**Set task:** Find the lines that hold the word "Karp" and return them.

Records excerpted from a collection
* * * * * * * * *
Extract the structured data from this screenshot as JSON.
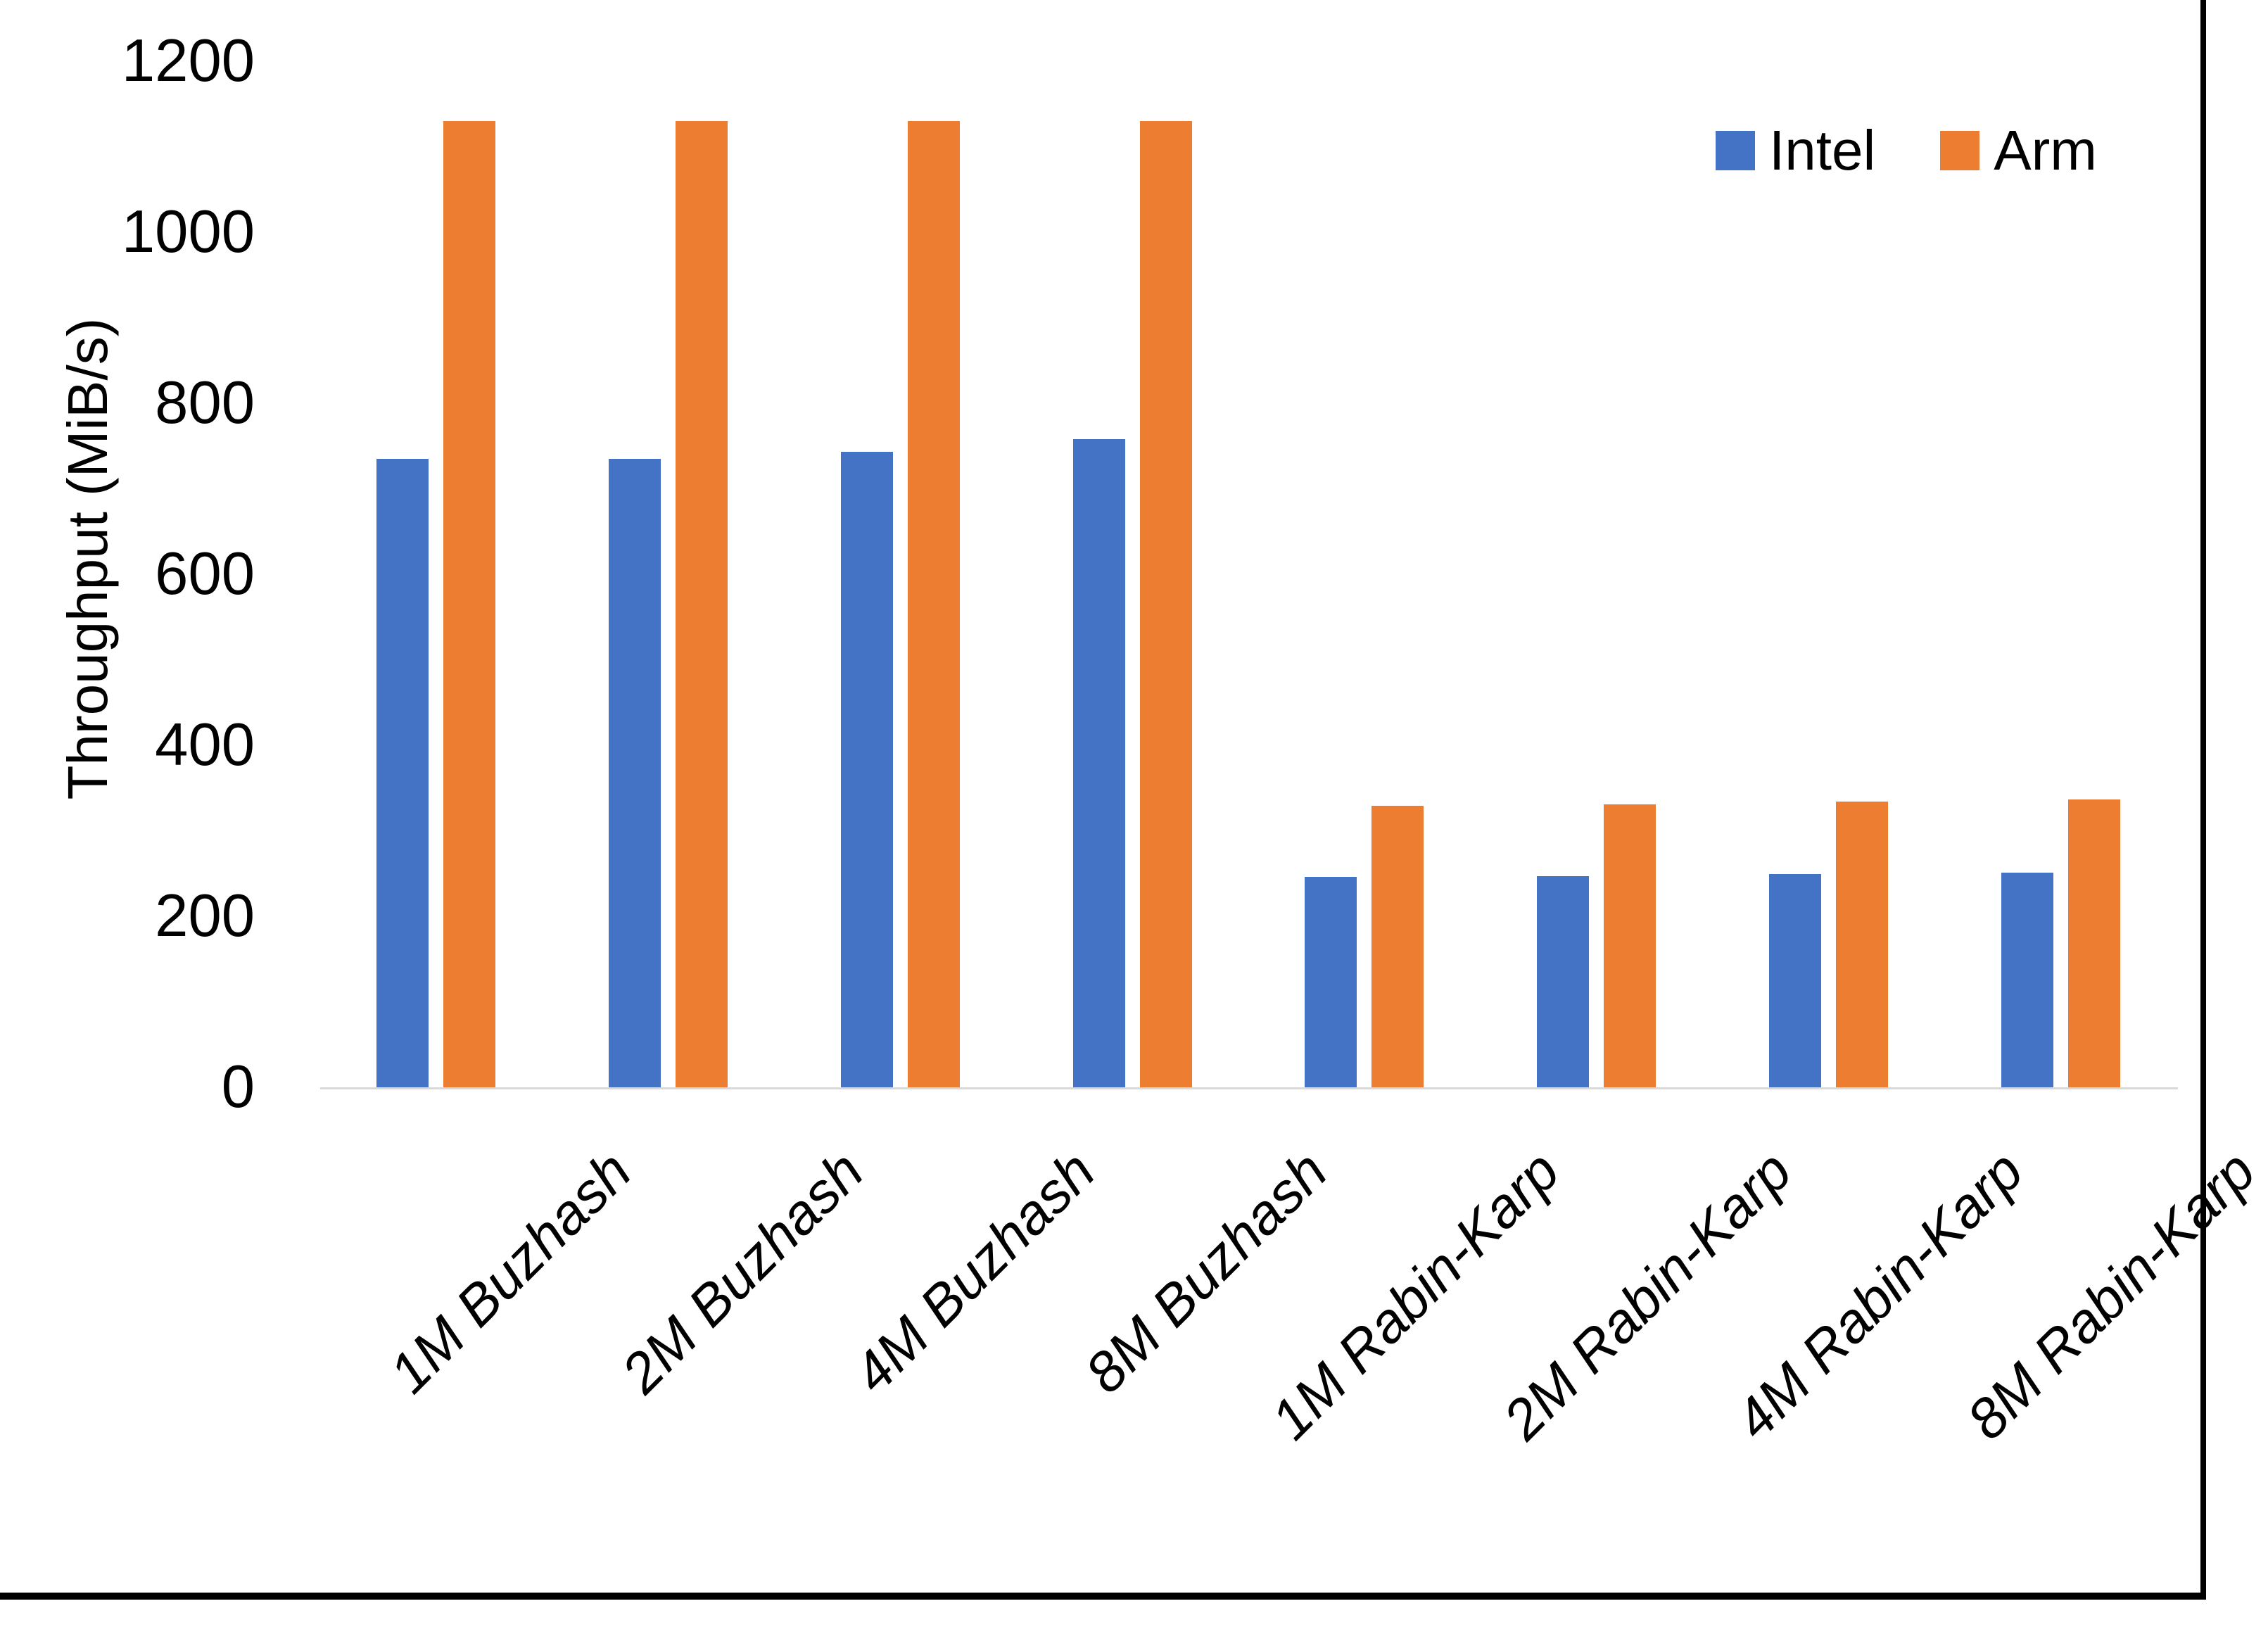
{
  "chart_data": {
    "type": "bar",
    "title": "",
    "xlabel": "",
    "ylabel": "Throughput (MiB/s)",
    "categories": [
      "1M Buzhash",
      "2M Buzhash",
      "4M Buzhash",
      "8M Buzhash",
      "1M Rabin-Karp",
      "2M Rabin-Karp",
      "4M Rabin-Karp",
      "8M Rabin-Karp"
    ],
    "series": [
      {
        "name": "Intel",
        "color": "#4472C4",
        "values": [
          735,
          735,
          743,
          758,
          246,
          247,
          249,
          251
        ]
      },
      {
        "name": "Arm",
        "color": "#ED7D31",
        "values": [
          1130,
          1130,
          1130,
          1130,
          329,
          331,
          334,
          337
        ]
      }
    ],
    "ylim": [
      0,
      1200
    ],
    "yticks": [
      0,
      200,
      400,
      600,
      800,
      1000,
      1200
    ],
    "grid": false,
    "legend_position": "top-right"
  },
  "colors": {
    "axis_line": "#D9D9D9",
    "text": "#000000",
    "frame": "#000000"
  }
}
* * * * * * * * *
**Task solution:**
      "1M Rabin-Karp",
      "2M Rabin-Karp",
      "4M Rabin-Karp",
      "8M Rabin-Karp"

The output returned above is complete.